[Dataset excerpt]

┄┄┄┄┄┄┄┄┄┄

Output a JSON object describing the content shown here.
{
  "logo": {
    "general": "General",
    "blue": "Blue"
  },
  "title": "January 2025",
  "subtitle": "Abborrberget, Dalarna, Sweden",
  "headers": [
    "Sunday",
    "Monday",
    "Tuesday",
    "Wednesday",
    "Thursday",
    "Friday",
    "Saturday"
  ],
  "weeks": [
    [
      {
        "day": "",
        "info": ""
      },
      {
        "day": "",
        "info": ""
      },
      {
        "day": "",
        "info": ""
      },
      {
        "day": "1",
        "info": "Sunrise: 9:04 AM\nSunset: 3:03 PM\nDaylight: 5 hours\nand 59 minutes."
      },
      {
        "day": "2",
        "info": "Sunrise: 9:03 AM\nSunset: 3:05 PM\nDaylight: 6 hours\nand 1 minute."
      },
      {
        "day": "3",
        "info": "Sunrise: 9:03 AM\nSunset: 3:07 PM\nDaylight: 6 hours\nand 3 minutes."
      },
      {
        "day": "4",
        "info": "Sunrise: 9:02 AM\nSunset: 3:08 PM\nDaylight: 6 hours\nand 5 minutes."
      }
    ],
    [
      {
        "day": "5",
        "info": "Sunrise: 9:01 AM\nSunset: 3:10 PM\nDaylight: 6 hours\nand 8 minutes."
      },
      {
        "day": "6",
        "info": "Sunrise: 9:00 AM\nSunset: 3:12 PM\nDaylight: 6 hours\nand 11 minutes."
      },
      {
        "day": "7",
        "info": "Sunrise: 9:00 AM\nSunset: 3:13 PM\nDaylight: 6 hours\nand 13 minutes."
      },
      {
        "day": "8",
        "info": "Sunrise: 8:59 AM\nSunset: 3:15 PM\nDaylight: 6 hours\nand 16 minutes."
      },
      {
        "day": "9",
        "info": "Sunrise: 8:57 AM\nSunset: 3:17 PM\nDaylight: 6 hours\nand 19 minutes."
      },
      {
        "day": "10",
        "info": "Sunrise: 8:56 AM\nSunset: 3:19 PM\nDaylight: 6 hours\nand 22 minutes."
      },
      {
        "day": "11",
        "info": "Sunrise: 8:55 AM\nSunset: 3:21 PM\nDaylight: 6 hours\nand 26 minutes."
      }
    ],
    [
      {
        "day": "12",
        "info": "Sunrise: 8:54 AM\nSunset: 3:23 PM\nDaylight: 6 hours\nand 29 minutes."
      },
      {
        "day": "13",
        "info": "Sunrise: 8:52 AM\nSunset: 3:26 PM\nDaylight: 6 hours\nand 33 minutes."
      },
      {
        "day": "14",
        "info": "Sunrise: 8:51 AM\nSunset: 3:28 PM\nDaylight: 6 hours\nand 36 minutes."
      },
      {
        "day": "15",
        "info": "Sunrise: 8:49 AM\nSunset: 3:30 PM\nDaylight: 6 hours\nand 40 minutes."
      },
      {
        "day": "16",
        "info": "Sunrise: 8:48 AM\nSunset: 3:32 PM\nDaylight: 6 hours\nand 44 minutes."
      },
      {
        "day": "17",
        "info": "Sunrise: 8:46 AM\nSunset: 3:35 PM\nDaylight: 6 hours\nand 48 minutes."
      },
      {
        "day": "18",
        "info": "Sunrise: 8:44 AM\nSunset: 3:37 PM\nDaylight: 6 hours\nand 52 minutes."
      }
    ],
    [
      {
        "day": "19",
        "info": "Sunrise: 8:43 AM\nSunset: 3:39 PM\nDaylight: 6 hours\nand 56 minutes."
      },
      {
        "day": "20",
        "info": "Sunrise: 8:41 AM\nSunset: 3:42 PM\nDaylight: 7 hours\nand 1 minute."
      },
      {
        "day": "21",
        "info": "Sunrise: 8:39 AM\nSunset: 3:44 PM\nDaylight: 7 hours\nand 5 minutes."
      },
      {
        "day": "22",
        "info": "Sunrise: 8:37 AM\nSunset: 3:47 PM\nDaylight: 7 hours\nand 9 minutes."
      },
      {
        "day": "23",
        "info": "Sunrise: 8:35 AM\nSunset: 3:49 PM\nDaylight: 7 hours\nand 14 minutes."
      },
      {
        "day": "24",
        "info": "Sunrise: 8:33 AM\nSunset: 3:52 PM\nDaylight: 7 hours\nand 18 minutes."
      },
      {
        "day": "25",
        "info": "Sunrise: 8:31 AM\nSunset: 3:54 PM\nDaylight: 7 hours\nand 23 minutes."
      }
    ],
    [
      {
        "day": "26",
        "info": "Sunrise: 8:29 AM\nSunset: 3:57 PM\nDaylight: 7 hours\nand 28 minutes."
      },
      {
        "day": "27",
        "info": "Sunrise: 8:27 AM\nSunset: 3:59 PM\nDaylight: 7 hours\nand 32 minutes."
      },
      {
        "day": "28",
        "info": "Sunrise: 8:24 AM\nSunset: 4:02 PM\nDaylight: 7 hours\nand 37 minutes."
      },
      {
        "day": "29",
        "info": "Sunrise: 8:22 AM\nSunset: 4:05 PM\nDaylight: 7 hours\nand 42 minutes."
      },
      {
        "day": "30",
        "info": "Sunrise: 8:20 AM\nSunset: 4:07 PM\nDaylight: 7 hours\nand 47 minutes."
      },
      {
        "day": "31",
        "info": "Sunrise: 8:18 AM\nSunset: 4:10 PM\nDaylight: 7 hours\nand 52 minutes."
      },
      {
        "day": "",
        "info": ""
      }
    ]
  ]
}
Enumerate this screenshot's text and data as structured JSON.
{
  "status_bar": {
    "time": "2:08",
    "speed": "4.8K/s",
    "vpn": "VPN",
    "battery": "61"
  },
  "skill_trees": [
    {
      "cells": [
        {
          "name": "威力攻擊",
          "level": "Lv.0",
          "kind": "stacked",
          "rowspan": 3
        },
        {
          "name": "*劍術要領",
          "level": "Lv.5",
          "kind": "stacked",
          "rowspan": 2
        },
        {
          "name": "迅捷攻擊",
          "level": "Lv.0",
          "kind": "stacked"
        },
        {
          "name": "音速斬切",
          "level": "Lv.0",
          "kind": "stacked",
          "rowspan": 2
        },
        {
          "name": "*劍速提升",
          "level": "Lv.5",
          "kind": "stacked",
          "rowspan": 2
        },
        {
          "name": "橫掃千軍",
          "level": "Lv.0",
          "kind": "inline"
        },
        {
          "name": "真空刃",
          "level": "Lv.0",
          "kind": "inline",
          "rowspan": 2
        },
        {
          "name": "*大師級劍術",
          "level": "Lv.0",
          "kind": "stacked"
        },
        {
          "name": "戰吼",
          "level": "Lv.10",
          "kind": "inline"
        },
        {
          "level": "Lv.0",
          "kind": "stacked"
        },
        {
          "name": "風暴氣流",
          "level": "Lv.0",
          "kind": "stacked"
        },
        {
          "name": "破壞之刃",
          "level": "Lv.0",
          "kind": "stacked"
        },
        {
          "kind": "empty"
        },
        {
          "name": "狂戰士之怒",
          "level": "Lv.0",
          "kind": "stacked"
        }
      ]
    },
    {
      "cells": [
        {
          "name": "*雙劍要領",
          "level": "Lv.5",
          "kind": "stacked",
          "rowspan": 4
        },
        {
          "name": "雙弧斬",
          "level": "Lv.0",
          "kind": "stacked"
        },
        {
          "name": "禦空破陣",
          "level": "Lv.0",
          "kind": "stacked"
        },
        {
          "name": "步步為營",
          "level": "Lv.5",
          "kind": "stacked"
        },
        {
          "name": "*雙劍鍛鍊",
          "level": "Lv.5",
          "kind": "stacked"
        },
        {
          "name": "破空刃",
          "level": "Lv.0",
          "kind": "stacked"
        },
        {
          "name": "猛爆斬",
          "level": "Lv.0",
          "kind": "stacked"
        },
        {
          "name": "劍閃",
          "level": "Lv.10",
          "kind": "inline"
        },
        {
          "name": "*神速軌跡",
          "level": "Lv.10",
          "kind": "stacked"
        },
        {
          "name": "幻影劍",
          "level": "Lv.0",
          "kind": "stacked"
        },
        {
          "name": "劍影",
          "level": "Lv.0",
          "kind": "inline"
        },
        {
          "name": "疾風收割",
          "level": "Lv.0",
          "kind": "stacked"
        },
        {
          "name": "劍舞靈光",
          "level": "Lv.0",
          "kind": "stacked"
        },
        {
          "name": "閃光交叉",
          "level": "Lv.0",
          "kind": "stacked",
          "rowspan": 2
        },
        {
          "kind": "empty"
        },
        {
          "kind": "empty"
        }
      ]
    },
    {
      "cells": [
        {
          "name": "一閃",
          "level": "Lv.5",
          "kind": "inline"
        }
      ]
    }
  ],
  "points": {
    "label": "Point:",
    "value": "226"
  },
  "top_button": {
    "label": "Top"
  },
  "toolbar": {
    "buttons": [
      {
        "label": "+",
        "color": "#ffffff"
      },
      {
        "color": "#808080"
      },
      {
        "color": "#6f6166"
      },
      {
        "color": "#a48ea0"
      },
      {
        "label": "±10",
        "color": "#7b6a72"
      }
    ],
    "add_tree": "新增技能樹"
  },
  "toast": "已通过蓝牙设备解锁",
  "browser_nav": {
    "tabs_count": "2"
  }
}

┄┄┄┄┄┄┄┄┄┄

**Given exercise:**
Note each line of the entries that has "color" in it, and copy those lines.

**Output below:**
        "color": "#ffffff"
        "color": "#808080"
        "color": "#6f6166"
        "color": "#a48ea0"
        "color": "#7b6a72"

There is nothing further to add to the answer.